* START Input material *

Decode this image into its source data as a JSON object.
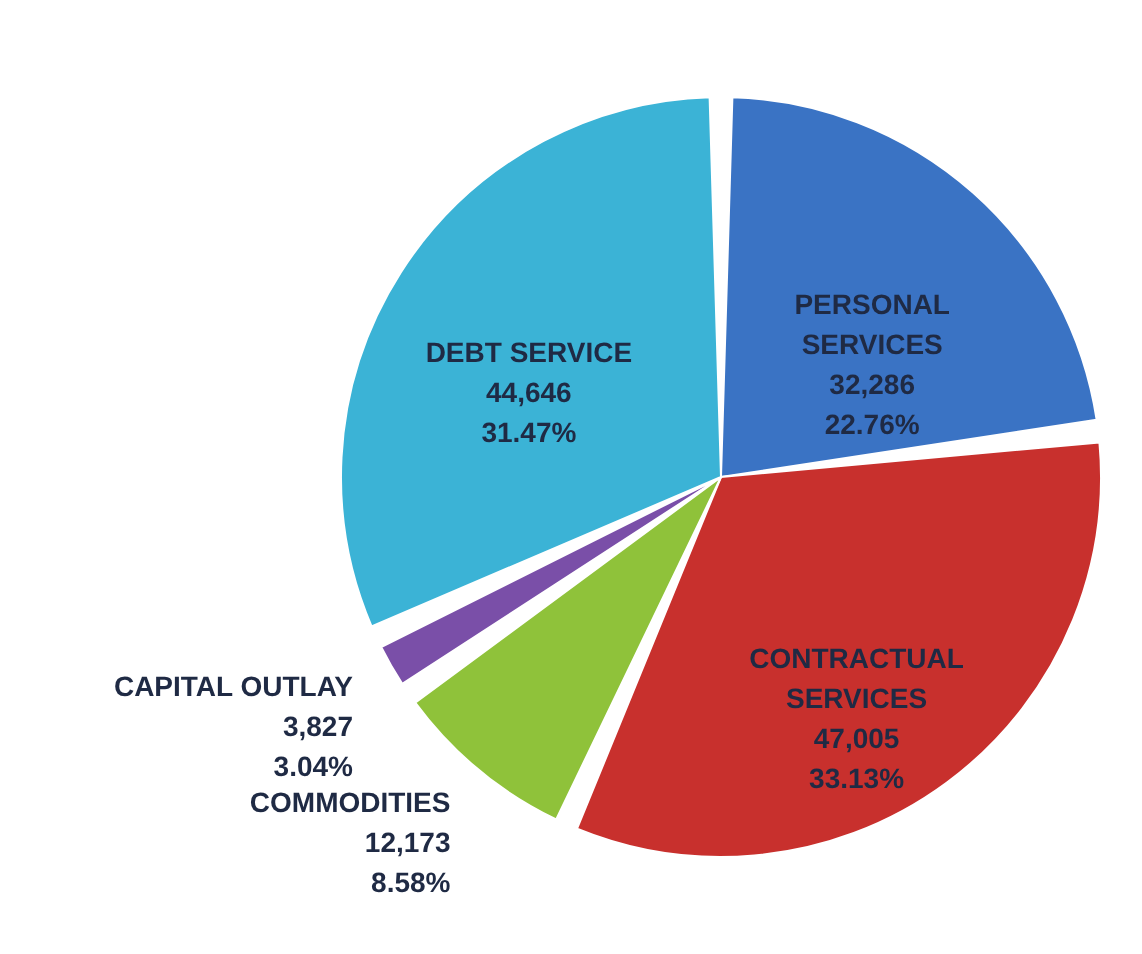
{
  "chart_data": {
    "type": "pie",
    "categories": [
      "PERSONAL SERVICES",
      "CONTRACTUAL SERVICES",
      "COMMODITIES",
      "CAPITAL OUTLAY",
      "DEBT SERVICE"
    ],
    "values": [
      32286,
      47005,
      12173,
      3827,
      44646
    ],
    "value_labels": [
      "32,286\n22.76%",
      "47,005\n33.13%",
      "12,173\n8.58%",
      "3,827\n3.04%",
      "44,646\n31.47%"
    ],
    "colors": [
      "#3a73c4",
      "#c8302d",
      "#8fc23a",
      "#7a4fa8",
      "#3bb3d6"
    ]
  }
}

* END Input material *

◆ **Problem statement**:
Please write out all the data again word for word, but not the pictures.

◆ **Correct response**:
Decode this image into its source data as a JSON object.
{
  "chart_data": {
    "type": "pie",
    "categories": [
      "PERSONAL SERVICES",
      "CONTRACTUAL SERVICES",
      "COMMODITIES",
      "CAPITAL OUTLAY",
      "DEBT SERVICE"
    ],
    "values": [
      32286,
      47005,
      12173,
      3827,
      44646
    ],
    "value_labels": [
      "32,286\n22.76%",
      "47,005\n33.13%",
      "12,173\n8.58%",
      "3,827\n3.04%",
      "44,646\n31.47%"
    ],
    "colors": [
      "#3a73c4",
      "#c8302d",
      "#8fc23a",
      "#7a4fa8",
      "#3bb3d6"
    ]
  }
}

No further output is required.